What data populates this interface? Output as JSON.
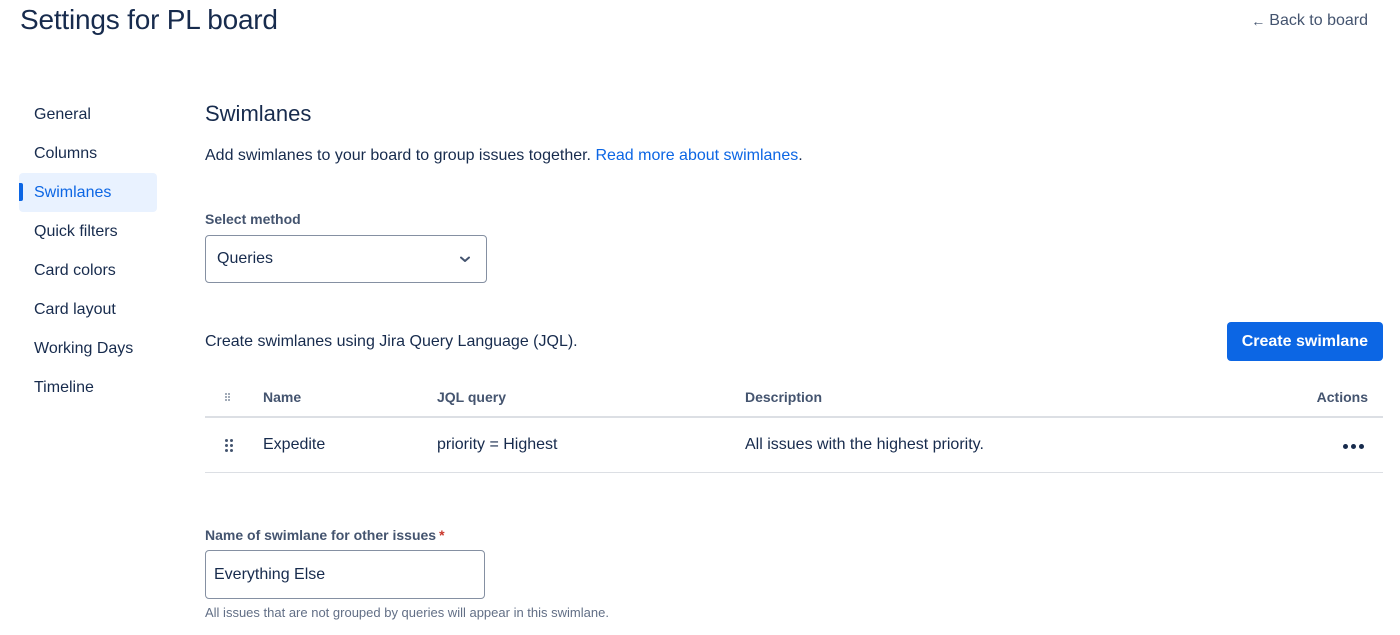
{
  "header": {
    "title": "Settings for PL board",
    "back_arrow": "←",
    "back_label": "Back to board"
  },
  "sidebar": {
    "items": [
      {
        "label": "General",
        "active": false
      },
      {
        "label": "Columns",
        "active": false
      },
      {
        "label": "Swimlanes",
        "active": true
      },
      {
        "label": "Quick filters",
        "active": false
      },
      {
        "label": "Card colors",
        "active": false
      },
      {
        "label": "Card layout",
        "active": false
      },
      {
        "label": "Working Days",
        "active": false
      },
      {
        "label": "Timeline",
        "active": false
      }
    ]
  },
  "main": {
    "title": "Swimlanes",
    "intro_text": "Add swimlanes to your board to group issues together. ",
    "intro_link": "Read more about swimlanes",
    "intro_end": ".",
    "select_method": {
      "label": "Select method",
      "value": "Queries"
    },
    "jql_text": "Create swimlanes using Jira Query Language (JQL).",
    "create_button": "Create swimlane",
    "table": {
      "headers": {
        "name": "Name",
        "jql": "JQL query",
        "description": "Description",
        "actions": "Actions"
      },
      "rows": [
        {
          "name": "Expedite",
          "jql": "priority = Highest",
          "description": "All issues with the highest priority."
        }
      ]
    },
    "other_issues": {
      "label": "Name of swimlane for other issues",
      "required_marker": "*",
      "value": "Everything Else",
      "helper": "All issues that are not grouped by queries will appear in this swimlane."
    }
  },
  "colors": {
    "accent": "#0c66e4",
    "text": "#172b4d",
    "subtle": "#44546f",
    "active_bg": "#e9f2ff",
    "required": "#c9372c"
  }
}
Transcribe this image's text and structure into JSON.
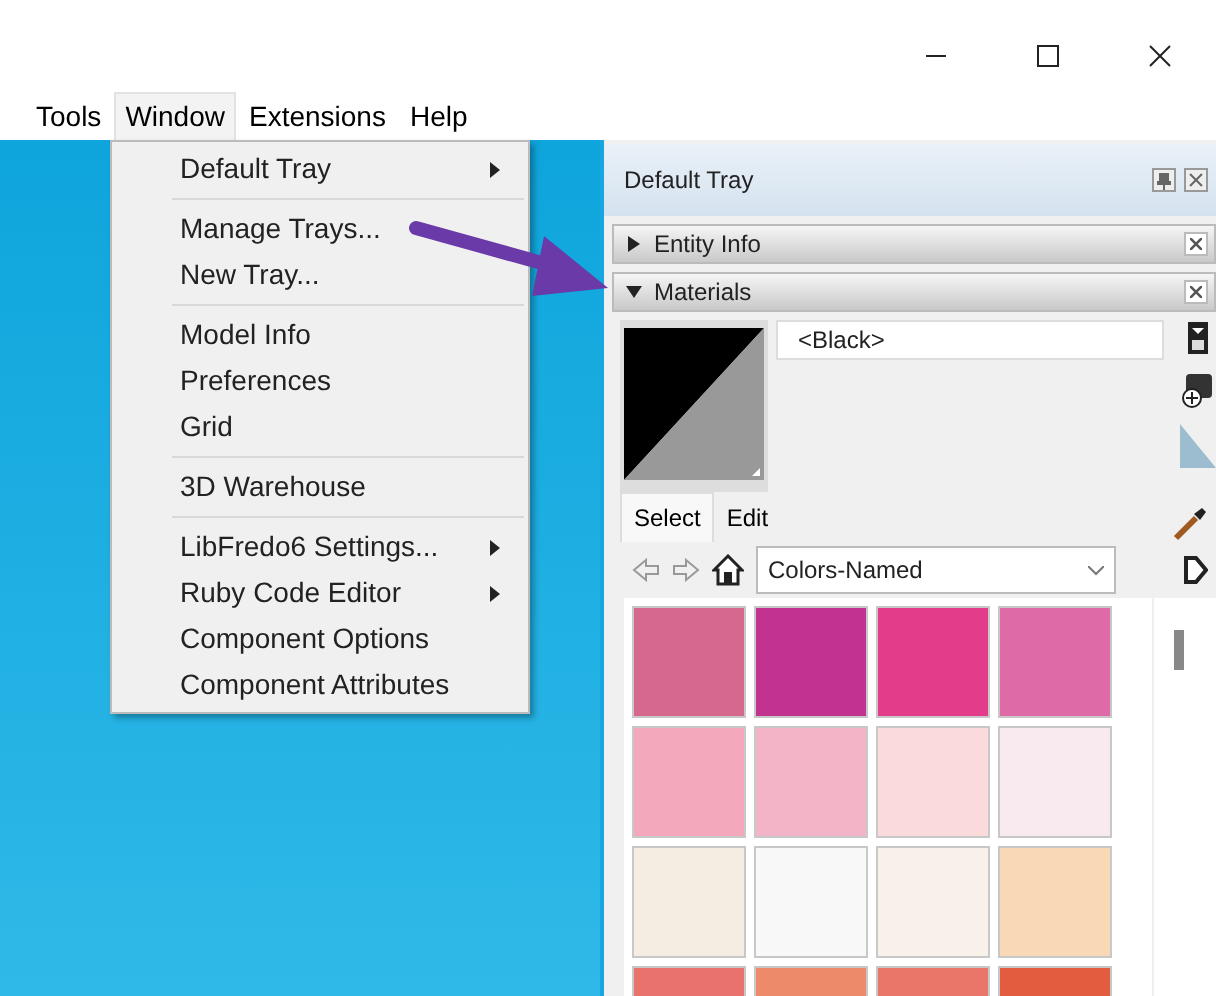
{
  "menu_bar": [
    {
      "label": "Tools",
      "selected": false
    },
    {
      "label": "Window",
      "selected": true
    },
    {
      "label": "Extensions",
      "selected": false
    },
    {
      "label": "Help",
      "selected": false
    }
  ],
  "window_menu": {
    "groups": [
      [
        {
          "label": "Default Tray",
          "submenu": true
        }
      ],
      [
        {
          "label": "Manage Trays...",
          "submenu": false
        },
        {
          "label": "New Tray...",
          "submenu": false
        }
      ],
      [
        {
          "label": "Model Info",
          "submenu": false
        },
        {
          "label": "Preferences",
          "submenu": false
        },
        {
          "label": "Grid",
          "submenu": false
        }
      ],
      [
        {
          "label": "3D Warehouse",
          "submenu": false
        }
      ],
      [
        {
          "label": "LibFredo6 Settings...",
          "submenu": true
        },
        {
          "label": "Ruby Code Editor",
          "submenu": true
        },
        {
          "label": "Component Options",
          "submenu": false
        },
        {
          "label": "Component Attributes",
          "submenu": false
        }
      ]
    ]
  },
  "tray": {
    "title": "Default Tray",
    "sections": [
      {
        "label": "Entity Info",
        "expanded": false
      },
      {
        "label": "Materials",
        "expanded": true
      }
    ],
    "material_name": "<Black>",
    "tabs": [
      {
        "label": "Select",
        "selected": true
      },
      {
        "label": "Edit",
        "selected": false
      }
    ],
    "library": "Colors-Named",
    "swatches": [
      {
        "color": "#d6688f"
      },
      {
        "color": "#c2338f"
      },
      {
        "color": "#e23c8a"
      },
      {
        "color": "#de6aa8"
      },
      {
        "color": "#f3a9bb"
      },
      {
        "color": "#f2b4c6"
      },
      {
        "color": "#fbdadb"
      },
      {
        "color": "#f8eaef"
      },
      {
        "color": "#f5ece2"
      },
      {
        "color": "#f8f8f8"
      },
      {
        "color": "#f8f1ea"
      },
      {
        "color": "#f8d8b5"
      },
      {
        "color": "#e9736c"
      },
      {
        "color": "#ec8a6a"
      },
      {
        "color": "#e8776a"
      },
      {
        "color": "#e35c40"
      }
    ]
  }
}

____________________

#### To do:
Go through the listing above and quote it exactly, apart from its images.

#### Answer for the task:
What data populates this interface? Output as JSON.
{
  "header": {
    "title": "Settings for PL board",
    "back_arrow": "←",
    "back_label": "Back to board"
  },
  "sidebar": {
    "items": [
      {
        "label": "General",
        "active": false
      },
      {
        "label": "Columns",
        "active": false
      },
      {
        "label": "Swimlanes",
        "active": true
      },
      {
        "label": "Quick filters",
        "active": false
      },
      {
        "label": "Card colors",
        "active": false
      },
      {
        "label": "Card layout",
        "active": false
      },
      {
        "label": "Working Days",
        "active": false
      },
      {
        "label": "Timeline",
        "active": false
      }
    ]
  },
  "main": {
    "title": "Swimlanes",
    "intro_text": "Add swimlanes to your board to group issues together. ",
    "intro_link": "Read more about swimlanes",
    "intro_end": ".",
    "select_method": {
      "label": "Select method",
      "value": "Queries"
    },
    "jql_text": "Create swimlanes using Jira Query Language (JQL).",
    "create_button": "Create swimlane",
    "table": {
      "headers": {
        "name": "Name",
        "jql": "JQL query",
        "description": "Description",
        "actions": "Actions"
      },
      "rows": [
        {
          "name": "Expedite",
          "jql": "priority = Highest",
          "description": "All issues with the highest priority."
        }
      ]
    },
    "other_issues": {
      "label": "Name of swimlane for other issues",
      "required_marker": "*",
      "value": "Everything Else",
      "helper": "All issues that are not grouped by queries will appear in this swimlane."
    }
  },
  "colors": {
    "accent": "#0c66e4",
    "text": "#172b4d",
    "subtle": "#44546f",
    "active_bg": "#e9f2ff",
    "required": "#c9372c"
  }
}
Transcribe this image's text and structure into JSON.
{
  "menu_bar": [
    {
      "label": "Tools",
      "selected": false
    },
    {
      "label": "Window",
      "selected": true
    },
    {
      "label": "Extensions",
      "selected": false
    },
    {
      "label": "Help",
      "selected": false
    }
  ],
  "window_menu": {
    "groups": [
      [
        {
          "label": "Default Tray",
          "submenu": true
        }
      ],
      [
        {
          "label": "Manage Trays...",
          "submenu": false
        },
        {
          "label": "New Tray...",
          "submenu": false
        }
      ],
      [
        {
          "label": "Model Info",
          "submenu": false
        },
        {
          "label": "Preferences",
          "submenu": false
        },
        {
          "label": "Grid",
          "submenu": false
        }
      ],
      [
        {
          "label": "3D Warehouse",
          "submenu": false
        }
      ],
      [
        {
          "label": "LibFredo6 Settings...",
          "submenu": true
        },
        {
          "label": "Ruby Code Editor",
          "submenu": true
        },
        {
          "label": "Component Options",
          "submenu": false
        },
        {
          "label": "Component Attributes",
          "submenu": false
        }
      ]
    ]
  },
  "tray": {
    "title": "Default Tray",
    "sections": [
      {
        "label": "Entity Info",
        "expanded": false
      },
      {
        "label": "Materials",
        "expanded": true
      }
    ],
    "material_name": "<Black>",
    "tabs": [
      {
        "label": "Select",
        "selected": true
      },
      {
        "label": "Edit",
        "selected": false
      }
    ],
    "library": "Colors-Named",
    "swatches": [
      {
        "color": "#d6688f"
      },
      {
        "color": "#c2338f"
      },
      {
        "color": "#e23c8a"
      },
      {
        "color": "#de6aa8"
      },
      {
        "color": "#f3a9bb"
      },
      {
        "color": "#f2b4c6"
      },
      {
        "color": "#fbdadb"
      },
      {
        "color": "#f8eaef"
      },
      {
        "color": "#f5ece2"
      },
      {
        "color": "#f8f8f8"
      },
      {
        "color": "#f8f1ea"
      },
      {
        "color": "#f8d8b5"
      },
      {
        "color": "#e9736c"
      },
      {
        "color": "#ec8a6a"
      },
      {
        "color": "#e8776a"
      },
      {
        "color": "#e35c40"
      }
    ]
  }
}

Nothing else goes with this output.